- Work to complete: Where a line contains the word "Visual", copy that line in full.

──────────

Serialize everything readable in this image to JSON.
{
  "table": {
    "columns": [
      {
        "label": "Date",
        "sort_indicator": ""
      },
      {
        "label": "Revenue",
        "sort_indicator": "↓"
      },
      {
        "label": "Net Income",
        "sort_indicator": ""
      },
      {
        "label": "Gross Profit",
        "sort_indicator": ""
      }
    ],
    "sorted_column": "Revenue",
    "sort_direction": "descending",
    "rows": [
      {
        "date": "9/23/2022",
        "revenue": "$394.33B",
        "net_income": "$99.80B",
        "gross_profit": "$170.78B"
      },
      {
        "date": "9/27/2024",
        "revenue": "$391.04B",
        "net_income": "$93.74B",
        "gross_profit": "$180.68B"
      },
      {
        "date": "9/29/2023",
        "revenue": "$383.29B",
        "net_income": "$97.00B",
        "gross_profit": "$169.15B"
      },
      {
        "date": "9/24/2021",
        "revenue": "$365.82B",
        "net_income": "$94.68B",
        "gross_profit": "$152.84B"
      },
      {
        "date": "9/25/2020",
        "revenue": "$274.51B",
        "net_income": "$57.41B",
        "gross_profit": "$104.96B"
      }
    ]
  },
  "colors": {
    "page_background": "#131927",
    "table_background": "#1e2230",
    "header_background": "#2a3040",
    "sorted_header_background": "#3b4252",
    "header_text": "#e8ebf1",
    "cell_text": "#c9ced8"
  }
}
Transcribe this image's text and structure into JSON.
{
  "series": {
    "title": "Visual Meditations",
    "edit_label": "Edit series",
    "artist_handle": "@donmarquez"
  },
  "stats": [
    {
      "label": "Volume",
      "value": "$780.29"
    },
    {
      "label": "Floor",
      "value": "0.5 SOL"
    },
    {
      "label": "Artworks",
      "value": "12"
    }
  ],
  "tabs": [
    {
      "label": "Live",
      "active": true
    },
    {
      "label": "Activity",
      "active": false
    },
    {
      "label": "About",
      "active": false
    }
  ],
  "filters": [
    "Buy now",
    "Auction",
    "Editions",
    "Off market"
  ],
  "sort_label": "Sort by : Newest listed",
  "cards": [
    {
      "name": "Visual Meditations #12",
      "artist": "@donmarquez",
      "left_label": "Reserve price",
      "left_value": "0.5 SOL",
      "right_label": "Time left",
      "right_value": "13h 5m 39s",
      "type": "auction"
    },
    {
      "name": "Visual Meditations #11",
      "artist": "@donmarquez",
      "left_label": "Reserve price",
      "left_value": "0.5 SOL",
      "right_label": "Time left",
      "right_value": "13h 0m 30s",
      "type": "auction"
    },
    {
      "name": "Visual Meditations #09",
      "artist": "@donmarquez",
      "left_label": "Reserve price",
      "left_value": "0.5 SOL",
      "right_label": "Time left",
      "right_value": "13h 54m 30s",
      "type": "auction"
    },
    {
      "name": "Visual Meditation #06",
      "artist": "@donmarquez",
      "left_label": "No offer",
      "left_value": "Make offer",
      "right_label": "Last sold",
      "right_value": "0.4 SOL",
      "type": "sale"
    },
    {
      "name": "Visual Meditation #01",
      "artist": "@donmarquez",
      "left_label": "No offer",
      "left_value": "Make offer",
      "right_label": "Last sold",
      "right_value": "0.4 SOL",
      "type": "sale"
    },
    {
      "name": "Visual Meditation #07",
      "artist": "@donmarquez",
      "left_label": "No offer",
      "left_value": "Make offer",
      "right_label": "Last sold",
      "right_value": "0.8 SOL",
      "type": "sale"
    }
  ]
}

──────────

- Answer below:
    "title": "Visual Meditations",
      "name": "Visual Meditations #12",
      "name": "Visual Meditations #11",
      "name": "Visual Meditations #09",
      "name": "Visual Meditation #06",
      "name": "Visual Meditation #01",
      "name": "Visual Meditation #07",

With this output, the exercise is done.